**Task requirements:**
Check the listing below for lines that hold "下列各句没有语病的一句是". How many are there? Please give only the number.

* START *

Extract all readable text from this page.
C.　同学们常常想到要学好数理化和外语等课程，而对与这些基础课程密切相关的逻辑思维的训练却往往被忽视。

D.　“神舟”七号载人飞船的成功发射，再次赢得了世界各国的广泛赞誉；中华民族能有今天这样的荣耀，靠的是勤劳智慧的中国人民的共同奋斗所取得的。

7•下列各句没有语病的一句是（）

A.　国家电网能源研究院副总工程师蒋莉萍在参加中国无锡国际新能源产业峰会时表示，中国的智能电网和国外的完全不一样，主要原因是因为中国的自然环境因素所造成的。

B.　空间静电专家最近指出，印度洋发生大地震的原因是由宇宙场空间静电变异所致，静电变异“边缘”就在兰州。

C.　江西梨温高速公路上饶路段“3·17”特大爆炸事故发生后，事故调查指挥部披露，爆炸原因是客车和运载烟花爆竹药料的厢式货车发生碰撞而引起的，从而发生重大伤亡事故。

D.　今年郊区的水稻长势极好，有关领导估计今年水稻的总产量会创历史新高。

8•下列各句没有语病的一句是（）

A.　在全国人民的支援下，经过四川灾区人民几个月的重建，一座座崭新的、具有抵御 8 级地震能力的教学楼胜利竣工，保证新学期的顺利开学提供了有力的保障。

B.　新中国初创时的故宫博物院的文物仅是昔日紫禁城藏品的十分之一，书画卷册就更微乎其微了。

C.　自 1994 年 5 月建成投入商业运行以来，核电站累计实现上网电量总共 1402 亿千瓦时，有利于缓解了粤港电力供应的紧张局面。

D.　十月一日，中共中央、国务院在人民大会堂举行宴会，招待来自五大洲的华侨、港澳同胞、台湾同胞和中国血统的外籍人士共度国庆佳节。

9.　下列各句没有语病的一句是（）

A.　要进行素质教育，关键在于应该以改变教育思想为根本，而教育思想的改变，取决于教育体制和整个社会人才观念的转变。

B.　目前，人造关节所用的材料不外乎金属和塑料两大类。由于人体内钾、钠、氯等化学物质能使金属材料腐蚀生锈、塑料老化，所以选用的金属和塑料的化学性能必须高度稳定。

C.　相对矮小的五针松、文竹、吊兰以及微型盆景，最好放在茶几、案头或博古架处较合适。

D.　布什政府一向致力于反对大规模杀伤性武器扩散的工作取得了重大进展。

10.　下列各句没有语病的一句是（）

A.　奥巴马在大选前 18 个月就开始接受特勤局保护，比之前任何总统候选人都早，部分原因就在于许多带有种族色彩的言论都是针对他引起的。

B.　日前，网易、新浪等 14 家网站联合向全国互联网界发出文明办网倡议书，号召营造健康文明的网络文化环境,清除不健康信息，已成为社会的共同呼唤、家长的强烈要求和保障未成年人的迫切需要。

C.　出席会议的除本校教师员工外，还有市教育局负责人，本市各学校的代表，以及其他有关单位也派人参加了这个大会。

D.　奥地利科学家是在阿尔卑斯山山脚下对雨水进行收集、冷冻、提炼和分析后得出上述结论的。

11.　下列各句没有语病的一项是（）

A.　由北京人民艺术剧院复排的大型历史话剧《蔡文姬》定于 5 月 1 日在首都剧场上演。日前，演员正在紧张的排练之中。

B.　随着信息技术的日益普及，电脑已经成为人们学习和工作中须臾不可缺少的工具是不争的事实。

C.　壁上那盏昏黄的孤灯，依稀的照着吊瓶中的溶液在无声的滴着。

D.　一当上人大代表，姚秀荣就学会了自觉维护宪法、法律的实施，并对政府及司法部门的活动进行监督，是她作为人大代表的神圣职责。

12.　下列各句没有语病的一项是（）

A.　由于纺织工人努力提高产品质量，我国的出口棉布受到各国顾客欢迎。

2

* END *

**Completed task:**
4